To do => Find every line in the records that holds the string "Software". Copy each one.

Given entries =>
----------------

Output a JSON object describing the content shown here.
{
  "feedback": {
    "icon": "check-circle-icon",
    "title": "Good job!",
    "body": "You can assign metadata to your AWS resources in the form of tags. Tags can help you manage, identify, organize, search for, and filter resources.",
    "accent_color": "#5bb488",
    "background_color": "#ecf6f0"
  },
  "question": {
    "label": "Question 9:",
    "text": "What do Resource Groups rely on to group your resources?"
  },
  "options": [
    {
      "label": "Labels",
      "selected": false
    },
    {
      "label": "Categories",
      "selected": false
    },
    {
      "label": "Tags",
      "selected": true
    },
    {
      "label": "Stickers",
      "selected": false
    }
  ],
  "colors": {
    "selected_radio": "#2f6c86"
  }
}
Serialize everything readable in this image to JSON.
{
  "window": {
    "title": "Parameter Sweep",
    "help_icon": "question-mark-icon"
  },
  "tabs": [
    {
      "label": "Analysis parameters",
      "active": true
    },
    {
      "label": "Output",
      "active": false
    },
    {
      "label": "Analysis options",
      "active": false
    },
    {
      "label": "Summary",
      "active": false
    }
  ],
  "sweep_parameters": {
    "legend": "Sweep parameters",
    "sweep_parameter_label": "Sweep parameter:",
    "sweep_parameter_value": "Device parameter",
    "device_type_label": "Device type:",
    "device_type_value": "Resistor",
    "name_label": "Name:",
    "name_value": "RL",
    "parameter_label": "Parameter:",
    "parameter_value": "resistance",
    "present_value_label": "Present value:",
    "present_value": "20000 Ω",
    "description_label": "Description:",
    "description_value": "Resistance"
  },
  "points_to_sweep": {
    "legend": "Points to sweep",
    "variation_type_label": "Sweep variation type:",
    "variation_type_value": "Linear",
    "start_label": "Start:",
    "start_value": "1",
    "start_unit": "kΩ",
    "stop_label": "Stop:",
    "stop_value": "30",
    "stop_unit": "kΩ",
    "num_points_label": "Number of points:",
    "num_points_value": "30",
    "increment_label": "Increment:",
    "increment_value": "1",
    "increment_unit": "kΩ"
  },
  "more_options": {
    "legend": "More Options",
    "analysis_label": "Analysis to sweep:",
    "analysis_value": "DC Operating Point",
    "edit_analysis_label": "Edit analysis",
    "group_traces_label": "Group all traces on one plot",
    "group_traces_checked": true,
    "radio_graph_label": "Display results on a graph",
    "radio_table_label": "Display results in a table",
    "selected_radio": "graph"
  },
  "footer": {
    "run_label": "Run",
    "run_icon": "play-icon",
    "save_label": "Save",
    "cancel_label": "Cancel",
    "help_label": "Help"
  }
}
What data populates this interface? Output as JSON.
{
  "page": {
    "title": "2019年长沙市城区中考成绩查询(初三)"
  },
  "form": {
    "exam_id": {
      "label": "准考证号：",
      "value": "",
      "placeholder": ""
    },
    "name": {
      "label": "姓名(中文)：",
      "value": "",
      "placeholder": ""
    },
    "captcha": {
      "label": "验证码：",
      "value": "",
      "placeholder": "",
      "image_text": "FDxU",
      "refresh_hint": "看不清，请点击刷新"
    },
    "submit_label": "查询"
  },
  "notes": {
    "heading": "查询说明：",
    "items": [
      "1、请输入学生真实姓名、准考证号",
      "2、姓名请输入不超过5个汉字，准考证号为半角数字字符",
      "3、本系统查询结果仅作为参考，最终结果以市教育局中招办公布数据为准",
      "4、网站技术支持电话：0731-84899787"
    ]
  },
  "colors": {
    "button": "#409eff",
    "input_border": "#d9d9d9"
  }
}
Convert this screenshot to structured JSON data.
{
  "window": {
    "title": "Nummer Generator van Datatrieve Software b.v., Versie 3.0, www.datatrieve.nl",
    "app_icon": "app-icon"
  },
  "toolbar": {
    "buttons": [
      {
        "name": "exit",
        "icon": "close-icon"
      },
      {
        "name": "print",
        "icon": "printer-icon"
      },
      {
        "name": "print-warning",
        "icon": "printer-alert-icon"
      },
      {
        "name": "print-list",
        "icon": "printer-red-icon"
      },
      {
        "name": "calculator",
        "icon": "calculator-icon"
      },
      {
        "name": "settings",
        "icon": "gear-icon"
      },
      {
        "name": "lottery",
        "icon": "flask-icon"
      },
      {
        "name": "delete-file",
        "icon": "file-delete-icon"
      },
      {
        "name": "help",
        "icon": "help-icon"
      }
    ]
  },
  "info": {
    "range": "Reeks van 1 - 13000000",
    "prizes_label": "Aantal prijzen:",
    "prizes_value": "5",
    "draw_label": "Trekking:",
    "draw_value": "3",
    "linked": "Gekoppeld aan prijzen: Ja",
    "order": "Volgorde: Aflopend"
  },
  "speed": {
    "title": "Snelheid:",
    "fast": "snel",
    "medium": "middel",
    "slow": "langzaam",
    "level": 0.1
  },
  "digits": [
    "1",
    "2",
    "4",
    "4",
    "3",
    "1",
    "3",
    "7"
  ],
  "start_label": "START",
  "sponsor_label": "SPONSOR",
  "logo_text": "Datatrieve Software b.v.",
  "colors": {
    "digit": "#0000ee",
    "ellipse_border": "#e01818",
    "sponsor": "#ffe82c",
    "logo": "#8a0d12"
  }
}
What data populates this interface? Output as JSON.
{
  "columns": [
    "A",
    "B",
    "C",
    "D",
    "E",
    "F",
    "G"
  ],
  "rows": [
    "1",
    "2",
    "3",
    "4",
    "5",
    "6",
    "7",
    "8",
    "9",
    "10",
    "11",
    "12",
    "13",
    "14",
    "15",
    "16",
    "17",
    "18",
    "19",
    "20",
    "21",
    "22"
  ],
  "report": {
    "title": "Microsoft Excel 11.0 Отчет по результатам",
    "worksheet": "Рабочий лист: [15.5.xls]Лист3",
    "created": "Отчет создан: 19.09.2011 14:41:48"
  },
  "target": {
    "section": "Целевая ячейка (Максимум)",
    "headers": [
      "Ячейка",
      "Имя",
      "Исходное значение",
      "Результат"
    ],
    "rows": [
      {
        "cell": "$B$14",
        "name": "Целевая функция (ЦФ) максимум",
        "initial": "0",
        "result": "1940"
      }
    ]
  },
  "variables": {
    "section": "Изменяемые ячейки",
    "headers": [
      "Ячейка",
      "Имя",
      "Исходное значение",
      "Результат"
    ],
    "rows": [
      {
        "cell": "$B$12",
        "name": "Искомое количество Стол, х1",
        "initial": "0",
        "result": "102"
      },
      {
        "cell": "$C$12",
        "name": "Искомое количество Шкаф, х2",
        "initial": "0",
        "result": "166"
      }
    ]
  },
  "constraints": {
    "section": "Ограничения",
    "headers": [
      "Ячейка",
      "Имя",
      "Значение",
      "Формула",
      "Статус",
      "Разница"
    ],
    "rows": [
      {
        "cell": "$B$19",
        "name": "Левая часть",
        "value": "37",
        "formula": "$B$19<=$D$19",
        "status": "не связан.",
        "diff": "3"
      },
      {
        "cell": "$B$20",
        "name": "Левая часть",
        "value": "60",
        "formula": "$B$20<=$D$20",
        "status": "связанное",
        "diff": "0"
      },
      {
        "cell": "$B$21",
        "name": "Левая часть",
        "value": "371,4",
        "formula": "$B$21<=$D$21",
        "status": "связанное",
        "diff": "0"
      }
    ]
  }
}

----------------

Response to the exercise =>
    "title": "Nummer Generator van Datatrieve Software b.v., Versie 3.0, www.datatrieve.nl",
  "logo_text": "Datatrieve Software b.v.",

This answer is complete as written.